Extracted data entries
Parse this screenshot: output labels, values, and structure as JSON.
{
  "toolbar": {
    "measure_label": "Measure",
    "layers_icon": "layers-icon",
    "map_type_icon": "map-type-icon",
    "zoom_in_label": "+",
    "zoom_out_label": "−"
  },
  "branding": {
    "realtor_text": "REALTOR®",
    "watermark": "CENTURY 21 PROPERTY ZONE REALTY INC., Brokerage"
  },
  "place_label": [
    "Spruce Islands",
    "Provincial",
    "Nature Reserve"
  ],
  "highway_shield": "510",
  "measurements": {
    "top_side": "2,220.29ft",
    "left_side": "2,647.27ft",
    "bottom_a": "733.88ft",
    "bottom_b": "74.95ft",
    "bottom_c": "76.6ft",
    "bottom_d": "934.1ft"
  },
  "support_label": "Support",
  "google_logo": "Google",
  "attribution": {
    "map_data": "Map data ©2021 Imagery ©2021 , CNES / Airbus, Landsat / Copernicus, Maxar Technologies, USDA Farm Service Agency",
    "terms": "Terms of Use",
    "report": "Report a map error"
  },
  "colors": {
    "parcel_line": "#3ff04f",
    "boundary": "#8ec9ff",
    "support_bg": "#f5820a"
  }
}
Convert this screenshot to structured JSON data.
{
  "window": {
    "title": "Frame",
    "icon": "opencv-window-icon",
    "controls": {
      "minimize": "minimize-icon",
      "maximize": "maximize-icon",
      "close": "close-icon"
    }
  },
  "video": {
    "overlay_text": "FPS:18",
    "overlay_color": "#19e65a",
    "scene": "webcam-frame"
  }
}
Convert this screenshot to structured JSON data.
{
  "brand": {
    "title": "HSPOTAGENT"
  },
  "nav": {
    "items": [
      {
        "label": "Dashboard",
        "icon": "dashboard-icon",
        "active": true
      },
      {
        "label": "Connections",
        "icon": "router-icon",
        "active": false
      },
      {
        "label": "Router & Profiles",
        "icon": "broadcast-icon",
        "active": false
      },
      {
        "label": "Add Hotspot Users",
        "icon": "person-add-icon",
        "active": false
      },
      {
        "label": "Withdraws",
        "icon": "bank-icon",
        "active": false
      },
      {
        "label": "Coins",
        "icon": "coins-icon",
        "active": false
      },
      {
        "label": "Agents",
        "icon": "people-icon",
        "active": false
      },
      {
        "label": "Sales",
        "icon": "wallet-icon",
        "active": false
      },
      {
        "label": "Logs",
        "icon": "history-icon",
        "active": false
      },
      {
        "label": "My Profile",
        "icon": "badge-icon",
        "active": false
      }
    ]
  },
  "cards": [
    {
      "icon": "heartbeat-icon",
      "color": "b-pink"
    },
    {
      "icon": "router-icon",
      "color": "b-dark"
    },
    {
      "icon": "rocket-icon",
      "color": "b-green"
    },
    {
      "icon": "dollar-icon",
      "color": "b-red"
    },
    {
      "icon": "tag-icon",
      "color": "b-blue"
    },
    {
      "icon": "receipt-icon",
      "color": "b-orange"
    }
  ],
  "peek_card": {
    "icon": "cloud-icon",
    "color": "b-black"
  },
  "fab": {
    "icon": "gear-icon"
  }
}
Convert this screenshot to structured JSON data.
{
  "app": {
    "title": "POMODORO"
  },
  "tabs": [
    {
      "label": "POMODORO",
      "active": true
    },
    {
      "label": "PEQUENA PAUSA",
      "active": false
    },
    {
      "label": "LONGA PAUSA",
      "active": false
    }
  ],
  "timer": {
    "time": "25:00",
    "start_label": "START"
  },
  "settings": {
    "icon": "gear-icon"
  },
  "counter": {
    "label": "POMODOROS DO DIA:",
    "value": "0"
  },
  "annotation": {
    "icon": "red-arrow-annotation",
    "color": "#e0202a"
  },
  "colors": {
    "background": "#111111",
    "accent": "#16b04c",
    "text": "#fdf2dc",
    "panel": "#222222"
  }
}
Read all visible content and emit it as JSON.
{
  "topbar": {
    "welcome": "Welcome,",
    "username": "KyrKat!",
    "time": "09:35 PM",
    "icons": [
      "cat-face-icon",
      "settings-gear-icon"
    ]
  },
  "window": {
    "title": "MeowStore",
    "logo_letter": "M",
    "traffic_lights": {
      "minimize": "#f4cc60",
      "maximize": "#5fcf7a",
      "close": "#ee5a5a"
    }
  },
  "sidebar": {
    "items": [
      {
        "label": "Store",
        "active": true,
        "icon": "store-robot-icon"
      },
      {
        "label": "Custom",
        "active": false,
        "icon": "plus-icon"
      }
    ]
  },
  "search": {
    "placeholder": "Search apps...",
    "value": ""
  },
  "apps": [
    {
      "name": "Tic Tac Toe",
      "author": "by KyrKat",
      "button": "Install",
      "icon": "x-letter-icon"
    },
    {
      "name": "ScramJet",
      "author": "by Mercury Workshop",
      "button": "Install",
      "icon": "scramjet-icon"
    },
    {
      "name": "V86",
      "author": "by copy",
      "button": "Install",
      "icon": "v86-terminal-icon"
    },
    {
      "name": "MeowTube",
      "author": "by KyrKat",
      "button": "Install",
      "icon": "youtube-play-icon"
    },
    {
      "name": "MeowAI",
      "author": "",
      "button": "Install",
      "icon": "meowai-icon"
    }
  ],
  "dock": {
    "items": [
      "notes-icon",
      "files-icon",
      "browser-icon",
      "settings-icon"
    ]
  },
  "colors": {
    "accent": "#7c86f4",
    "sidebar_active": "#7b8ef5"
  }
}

#### Goal
Extract all of the data shown above and repeat it verbatim.

#### Solution to the problem
Parse this screenshot: output labels, values, and structure as JSON.
{
  "toolbar": {
    "measure_label": "Measure",
    "layers_icon": "layers-icon",
    "map_type_icon": "map-type-icon",
    "zoom_in_label": "+",
    "zoom_out_label": "−"
  },
  "branding": {
    "realtor_text": "REALTOR®",
    "watermark": "CENTURY 21 PROPERTY ZONE REALTY INC., Brokerage"
  },
  "place_label": [
    "Spruce Islands",
    "Provincial",
    "Nature Reserve"
  ],
  "highway_shield": "510",
  "measurements": {
    "top_side": "2,220.29ft",
    "left_side": "2,647.27ft",
    "bottom_a": "733.88ft",
    "bottom_b": "74.95ft",
    "bottom_c": "76.6ft",
    "bottom_d": "934.1ft"
  },
  "support_label": "Support",
  "google_logo": "Google",
  "attribution": {
    "map_data": "Map data ©2021 Imagery ©2021 , CNES / Airbus, Landsat / Copernicus, Maxar Technologies, USDA Farm Service Agency",
    "terms": "Terms of Use",
    "report": "Report a map error"
  },
  "colors": {
    "parcel_line": "#3ff04f",
    "boundary": "#8ec9ff",
    "support_bg": "#f5820a"
  }
}
Convert this screenshot to structured JSON data.
{
  "window": {
    "title": "Frame",
    "icon": "opencv-window-icon",
    "controls": {
      "minimize": "minimize-icon",
      "maximize": "maximize-icon",
      "close": "close-icon"
    }
  },
  "video": {
    "overlay_text": "FPS:18",
    "overlay_color": "#19e65a",
    "scene": "webcam-frame"
  }
}
Convert this screenshot to structured JSON data.
{
  "brand": {
    "title": "HSPOTAGENT"
  },
  "nav": {
    "items": [
      {
        "label": "Dashboard",
        "icon": "dashboard-icon",
        "active": true
      },
      {
        "label": "Connections",
        "icon": "router-icon",
        "active": false
      },
      {
        "label": "Router & Profiles",
        "icon": "broadcast-icon",
        "active": false
      },
      {
        "label": "Add Hotspot Users",
        "icon": "person-add-icon",
        "active": false
      },
      {
        "label": "Withdraws",
        "icon": "bank-icon",
        "active": false
      },
      {
        "label": "Coins",
        "icon": "coins-icon",
        "active": false
      },
      {
        "label": "Agents",
        "icon": "people-icon",
        "active": false
      },
      {
        "label": "Sales",
        "icon": "wallet-icon",
        "active": false
      },
      {
        "label": "Logs",
        "icon": "history-icon",
        "active": false
      },
      {
        "label": "My Profile",
        "icon": "badge-icon",
        "active": false
      }
    ]
  },
  "cards": [
    {
      "icon": "heartbeat-icon",
      "color": "b-pink"
    },
    {
      "icon": "router-icon",
      "color": "b-dark"
    },
    {
      "icon": "rocket-icon",
      "color": "b-green"
    },
    {
      "icon": "dollar-icon",
      "color": "b-red"
    },
    {
      "icon": "tag-icon",
      "color": "b-blue"
    },
    {
      "icon": "receipt-icon",
      "color": "b-orange"
    }
  ],
  "peek_card": {
    "icon": "cloud-icon",
    "color": "b-black"
  },
  "fab": {
    "icon": "gear-icon"
  }
}
Convert this screenshot to structured JSON data.
{
  "app": {
    "title": "POMODORO"
  },
  "tabs": [
    {
      "label": "POMODORO",
      "active": true
    },
    {
      "label": "PEQUENA PAUSA",
      "active": false
    },
    {
      "label": "LONGA PAUSA",
      "active": false
    }
  ],
  "timer": {
    "time": "25:00",
    "start_label": "START"
  },
  "settings": {
    "icon": "gear-icon"
  },
  "counter": {
    "label": "POMODOROS DO DIA:",
    "value": "0"
  },
  "annotation": {
    "icon": "red-arrow-annotation",
    "color": "#e0202a"
  },
  "colors": {
    "background": "#111111",
    "accent": "#16b04c",
    "text": "#fdf2dc",
    "panel": "#222222"
  }
}
Read all visible content and emit it as JSON.
{
  "topbar": {
    "welcome": "Welcome,",
    "username": "KyrKat!",
    "time": "09:35 PM",
    "icons": [
      "cat-face-icon",
      "settings-gear-icon"
    ]
  },
  "window": {
    "title": "MeowStore",
    "logo_letter": "M",
    "traffic_lights": {
      "minimize": "#f4cc60",
      "maximize": "#5fcf7a",
      "close": "#ee5a5a"
    }
  },
  "sidebar": {
    "items": [
      {
        "label": "Store",
        "active": true,
        "icon": "store-robot-icon"
      },
      {
        "label": "Custom",
        "active": false,
        "icon": "plus-icon"
      }
    ]
  },
  "search": {
    "placeholder": "Search apps...",
    "value": ""
  },
  "apps": [
    {
      "name": "Tic Tac Toe",
      "author": "by KyrKat",
      "button": "Install",
      "icon": "x-letter-icon"
    },
    {
      "name": "ScramJet",
      "author": "by Mercury Workshop",
      "button": "Install",
      "icon": "scramjet-icon"
    },
    {
      "name": "V86",
      "author": "by copy",
      "button": "Install",
      "icon": "v86-terminal-icon"
    },
    {
      "name": "MeowTube",
      "author": "by KyrKat",
      "button": "Install",
      "icon": "youtube-play-icon"
    },
    {
      "name": "MeowAI",
      "author": "",
      "button": "Install",
      "icon": "meowai-icon"
    }
  ],
  "dock": {
    "items": [
      "notes-icon",
      "files-icon",
      "browser-icon",
      "settings-icon"
    ]
  },
  "colors": {
    "accent": "#7c86f4",
    "sidebar_active": "#7b8ef5"
  }
}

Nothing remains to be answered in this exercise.